• **The task**: Write the number of lines holding the word "adjusted", and nothing else.

▼

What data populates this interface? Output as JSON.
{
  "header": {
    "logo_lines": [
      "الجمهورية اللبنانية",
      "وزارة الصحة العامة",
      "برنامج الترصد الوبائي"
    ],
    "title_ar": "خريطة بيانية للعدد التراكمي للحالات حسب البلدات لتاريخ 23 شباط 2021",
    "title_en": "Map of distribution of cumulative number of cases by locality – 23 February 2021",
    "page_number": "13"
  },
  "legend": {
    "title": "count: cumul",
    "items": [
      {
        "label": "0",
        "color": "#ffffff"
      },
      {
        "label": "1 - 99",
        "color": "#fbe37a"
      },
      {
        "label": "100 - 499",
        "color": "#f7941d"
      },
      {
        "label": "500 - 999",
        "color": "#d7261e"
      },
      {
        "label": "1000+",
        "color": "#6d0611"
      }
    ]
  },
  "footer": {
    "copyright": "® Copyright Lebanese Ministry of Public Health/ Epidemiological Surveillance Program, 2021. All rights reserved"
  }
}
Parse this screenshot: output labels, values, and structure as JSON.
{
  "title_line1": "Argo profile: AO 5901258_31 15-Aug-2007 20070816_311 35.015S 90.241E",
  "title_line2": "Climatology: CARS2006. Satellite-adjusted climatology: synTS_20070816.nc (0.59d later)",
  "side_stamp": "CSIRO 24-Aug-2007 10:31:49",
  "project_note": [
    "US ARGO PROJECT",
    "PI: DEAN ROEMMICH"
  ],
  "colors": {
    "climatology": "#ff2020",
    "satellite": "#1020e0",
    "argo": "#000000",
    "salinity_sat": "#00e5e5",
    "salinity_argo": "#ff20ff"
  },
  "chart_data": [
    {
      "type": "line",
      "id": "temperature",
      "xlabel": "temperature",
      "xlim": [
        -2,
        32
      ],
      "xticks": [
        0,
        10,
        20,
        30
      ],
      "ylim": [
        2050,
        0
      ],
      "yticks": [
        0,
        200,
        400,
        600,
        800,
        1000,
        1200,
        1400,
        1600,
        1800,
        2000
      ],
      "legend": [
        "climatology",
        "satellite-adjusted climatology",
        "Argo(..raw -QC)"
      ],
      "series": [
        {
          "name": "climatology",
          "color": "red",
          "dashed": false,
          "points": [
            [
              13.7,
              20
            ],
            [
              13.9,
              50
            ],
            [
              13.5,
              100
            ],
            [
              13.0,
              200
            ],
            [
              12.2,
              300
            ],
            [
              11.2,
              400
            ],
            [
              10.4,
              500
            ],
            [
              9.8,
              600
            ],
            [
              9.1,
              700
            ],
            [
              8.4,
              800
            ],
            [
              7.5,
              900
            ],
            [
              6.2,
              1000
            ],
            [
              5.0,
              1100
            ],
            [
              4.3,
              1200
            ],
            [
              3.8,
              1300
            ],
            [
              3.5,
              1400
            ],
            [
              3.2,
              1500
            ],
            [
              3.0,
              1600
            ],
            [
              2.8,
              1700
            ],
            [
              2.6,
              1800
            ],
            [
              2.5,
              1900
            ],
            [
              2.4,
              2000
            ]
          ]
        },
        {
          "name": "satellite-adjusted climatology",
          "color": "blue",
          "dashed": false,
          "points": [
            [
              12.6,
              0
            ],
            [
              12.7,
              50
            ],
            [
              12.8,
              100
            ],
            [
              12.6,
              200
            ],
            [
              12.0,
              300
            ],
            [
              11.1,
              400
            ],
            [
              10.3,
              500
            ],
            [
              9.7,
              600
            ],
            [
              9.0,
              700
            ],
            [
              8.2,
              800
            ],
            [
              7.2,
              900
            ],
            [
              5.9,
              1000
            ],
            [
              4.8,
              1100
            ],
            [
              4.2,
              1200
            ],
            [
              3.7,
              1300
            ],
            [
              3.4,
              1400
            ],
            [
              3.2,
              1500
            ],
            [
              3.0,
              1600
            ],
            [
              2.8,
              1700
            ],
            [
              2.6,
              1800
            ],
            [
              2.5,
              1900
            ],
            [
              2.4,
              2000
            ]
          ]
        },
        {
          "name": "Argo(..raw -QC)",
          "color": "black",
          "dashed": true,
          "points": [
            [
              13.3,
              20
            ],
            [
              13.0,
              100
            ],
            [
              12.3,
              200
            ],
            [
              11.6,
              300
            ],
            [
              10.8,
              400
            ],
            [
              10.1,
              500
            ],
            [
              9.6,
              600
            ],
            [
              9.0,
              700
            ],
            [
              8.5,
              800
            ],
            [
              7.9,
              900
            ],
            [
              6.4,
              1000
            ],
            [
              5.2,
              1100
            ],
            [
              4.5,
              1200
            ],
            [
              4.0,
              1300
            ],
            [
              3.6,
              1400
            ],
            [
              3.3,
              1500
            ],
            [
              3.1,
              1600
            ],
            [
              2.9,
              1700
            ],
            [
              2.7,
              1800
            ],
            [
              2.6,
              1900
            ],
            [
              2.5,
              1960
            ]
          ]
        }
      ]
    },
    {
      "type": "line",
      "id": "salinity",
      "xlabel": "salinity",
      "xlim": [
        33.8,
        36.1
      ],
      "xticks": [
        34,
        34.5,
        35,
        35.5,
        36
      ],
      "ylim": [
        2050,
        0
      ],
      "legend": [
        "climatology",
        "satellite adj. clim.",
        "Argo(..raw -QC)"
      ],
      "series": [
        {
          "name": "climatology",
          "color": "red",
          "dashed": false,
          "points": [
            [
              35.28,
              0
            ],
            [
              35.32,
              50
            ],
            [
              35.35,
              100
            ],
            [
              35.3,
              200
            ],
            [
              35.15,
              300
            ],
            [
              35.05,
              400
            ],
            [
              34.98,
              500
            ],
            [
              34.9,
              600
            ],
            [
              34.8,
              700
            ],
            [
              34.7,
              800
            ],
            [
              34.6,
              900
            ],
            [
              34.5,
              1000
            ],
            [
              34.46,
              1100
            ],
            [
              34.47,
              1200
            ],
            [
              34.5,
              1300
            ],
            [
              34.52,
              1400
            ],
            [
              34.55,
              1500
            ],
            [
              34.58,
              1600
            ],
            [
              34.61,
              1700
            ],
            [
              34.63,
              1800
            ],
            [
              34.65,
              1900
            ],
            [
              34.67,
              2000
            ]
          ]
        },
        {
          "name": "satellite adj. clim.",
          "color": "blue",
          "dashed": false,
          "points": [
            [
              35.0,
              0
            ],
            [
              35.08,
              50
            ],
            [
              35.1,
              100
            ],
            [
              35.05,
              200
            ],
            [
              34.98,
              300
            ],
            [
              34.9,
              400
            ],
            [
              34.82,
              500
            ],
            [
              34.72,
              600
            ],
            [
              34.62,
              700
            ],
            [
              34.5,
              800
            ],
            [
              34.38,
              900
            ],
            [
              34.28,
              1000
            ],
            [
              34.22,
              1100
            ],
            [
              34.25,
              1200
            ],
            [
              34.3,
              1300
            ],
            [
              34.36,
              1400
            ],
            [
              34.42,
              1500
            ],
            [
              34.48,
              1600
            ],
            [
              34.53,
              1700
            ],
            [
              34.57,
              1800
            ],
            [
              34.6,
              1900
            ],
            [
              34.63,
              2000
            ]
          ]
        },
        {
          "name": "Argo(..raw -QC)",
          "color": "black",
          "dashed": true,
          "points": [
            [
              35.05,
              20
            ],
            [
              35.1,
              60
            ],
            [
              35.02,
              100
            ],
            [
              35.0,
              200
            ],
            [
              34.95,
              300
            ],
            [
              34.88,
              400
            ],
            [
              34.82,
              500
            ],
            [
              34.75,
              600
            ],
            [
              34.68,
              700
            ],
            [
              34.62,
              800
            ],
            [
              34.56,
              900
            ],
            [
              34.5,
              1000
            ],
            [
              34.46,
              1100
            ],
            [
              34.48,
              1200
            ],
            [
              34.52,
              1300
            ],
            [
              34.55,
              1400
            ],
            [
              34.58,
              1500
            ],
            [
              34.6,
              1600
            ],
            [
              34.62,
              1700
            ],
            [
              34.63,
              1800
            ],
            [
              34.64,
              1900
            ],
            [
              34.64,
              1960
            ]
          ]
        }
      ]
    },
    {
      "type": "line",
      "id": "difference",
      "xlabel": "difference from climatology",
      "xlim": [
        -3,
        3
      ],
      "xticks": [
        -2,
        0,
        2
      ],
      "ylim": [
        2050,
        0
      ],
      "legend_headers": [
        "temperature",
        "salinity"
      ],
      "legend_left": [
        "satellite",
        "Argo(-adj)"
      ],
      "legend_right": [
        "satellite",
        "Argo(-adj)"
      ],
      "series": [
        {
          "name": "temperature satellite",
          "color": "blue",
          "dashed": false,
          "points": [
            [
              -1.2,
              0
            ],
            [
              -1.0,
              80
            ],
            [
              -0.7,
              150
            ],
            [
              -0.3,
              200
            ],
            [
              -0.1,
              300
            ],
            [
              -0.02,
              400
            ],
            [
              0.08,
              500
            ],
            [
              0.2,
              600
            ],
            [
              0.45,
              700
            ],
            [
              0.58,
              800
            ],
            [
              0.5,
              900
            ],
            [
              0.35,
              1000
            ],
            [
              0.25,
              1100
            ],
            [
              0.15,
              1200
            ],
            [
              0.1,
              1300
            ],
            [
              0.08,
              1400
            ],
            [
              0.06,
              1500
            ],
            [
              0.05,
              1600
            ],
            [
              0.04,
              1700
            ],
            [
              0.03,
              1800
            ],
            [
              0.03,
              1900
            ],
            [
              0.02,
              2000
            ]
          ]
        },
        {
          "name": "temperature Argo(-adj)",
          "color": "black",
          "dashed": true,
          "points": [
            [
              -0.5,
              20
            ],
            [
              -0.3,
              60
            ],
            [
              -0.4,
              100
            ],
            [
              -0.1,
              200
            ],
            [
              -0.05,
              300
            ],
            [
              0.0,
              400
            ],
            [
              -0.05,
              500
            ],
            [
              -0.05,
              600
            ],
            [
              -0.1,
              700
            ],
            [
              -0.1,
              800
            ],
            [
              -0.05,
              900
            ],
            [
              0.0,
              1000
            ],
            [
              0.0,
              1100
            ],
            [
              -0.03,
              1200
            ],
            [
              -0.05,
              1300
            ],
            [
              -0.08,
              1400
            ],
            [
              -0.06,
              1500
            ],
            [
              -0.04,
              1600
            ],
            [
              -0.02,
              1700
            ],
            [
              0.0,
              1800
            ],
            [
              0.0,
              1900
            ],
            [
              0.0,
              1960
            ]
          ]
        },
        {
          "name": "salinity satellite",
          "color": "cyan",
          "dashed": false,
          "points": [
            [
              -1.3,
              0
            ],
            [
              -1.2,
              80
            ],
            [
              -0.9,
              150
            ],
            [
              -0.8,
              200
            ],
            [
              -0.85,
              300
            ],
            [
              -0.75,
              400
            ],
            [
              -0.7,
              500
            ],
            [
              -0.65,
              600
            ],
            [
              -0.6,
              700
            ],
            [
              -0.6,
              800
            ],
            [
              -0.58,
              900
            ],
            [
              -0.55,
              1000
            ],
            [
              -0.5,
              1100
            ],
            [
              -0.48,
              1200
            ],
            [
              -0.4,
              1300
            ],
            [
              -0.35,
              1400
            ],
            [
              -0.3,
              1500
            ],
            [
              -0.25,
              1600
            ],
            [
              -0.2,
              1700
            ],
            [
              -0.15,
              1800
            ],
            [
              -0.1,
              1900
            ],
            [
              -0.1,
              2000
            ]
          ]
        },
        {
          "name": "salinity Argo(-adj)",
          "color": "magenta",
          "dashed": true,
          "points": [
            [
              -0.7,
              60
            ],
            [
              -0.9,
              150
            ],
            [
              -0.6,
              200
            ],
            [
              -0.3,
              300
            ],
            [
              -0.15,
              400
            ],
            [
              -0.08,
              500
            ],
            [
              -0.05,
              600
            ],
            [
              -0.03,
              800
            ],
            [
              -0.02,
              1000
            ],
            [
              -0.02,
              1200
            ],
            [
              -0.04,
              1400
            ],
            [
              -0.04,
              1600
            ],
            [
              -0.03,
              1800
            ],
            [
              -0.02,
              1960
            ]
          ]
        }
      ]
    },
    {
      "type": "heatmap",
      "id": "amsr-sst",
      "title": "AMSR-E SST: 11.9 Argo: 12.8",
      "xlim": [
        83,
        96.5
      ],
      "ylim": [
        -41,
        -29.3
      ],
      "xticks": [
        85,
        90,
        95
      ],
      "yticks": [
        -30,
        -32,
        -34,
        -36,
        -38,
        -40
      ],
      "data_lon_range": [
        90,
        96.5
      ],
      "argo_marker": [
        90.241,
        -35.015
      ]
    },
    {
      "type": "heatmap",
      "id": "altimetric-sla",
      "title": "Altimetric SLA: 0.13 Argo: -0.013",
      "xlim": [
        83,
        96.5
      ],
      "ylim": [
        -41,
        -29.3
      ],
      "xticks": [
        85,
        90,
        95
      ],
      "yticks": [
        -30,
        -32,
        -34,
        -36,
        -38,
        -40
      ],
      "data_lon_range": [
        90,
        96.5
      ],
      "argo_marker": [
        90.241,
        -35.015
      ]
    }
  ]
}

▲

• **Output for this exercise**: 3